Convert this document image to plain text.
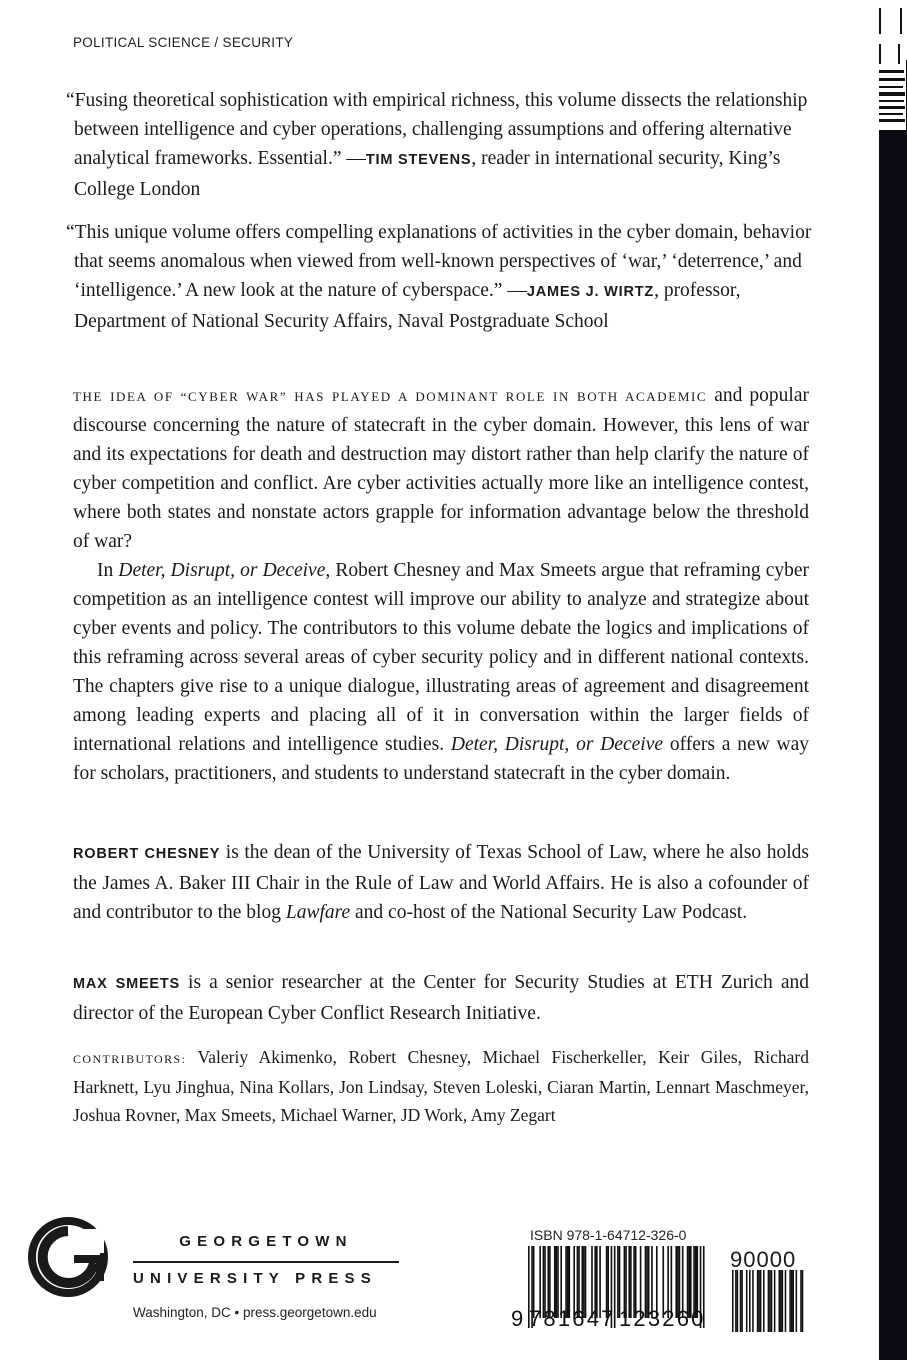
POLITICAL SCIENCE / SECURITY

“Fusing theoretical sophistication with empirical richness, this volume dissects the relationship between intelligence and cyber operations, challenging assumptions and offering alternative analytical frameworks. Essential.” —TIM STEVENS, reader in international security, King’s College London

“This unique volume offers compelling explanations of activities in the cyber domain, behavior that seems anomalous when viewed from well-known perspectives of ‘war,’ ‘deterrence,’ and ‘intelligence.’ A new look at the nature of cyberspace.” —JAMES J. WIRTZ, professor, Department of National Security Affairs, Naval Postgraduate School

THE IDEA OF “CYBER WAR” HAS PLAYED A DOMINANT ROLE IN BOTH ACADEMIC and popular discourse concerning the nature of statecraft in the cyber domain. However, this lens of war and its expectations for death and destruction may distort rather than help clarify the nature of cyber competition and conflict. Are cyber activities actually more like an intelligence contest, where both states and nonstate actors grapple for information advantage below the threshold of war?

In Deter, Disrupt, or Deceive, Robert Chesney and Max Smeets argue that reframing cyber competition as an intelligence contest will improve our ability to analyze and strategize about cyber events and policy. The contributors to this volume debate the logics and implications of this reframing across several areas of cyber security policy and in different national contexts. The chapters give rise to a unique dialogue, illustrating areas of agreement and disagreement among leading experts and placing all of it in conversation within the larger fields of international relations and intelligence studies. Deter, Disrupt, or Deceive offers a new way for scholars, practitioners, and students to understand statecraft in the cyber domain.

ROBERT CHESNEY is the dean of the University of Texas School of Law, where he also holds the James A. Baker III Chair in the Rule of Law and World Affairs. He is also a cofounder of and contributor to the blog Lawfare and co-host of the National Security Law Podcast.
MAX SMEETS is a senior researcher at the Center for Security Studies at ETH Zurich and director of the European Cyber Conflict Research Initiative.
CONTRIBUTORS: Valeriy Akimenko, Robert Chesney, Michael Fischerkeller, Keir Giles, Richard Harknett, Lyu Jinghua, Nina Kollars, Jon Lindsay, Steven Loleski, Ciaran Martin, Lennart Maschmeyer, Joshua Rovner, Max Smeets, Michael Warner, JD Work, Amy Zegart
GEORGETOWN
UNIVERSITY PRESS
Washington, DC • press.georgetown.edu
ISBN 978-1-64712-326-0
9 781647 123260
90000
────────────────────
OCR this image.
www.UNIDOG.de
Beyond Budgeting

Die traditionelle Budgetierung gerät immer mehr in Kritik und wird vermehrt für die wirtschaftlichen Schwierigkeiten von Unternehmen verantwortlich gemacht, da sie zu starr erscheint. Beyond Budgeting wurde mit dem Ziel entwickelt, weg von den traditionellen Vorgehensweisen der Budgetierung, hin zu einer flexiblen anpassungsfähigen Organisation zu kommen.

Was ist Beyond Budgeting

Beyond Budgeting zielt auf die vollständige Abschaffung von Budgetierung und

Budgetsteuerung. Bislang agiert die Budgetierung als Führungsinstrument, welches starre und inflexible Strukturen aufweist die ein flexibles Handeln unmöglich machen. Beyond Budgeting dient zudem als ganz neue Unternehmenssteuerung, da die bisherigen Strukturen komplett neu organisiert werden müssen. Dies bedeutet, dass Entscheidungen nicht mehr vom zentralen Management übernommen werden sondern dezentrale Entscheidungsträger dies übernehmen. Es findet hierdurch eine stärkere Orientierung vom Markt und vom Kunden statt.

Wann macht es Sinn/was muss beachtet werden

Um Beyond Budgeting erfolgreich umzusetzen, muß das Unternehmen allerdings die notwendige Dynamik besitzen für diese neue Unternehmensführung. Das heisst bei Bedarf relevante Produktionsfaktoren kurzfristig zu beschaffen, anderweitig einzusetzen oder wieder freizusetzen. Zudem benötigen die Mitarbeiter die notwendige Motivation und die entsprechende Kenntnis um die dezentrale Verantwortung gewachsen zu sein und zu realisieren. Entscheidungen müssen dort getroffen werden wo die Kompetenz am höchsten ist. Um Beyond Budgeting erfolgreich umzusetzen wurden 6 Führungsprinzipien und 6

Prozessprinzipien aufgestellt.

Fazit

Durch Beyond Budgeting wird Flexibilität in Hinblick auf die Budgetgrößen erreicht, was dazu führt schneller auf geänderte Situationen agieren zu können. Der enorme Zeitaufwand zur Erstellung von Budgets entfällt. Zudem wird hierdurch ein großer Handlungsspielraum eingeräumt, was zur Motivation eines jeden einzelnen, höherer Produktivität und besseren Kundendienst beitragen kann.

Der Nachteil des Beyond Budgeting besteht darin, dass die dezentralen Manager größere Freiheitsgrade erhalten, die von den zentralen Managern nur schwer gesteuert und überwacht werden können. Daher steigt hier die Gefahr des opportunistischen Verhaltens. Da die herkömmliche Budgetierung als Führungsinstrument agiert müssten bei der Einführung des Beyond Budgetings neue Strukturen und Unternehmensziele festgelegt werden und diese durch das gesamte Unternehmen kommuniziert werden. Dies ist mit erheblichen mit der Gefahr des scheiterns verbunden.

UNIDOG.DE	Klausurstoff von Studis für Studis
────────────────────
■ **Exercise objective**
Copy all the lines above that hold the string "contest".

■ **Result of this exercise**
THE IDEA OF “CYBER WAR” HAS PLAYED A DOMINANT ROLE IN BOTH ACADEMIC and popular discourse concerning the nature of statecraft in the cyber domain. However, this lens of war and its expectations for death and destruction may distort rather than help clarify the nature of cyber competition and conflict. Are cyber activities actually more like an intelligence contest, where both states and nonstate actors grapple for information advantage below the threshold of war?
In Deter, Disrupt, or Deceive, Robert Chesney and Max Smeets argue that reframing cyber competition as an intelligence contest will improve our ability to analyze and strategize about cyber events and policy. The contributors to this volume debate the logics and implications of this reframing across several areas of cyber security policy and in different national contexts. The chapters give rise to a unique dialogue, illustrating areas of agreement and disagreement among leading experts and placing all of it in conversation within the larger fields of international relations and intelligence studies. Deter, Disrupt, or Deceive offers a new way for scholars, practitioners, and students to understand statecraft in the cyber domain.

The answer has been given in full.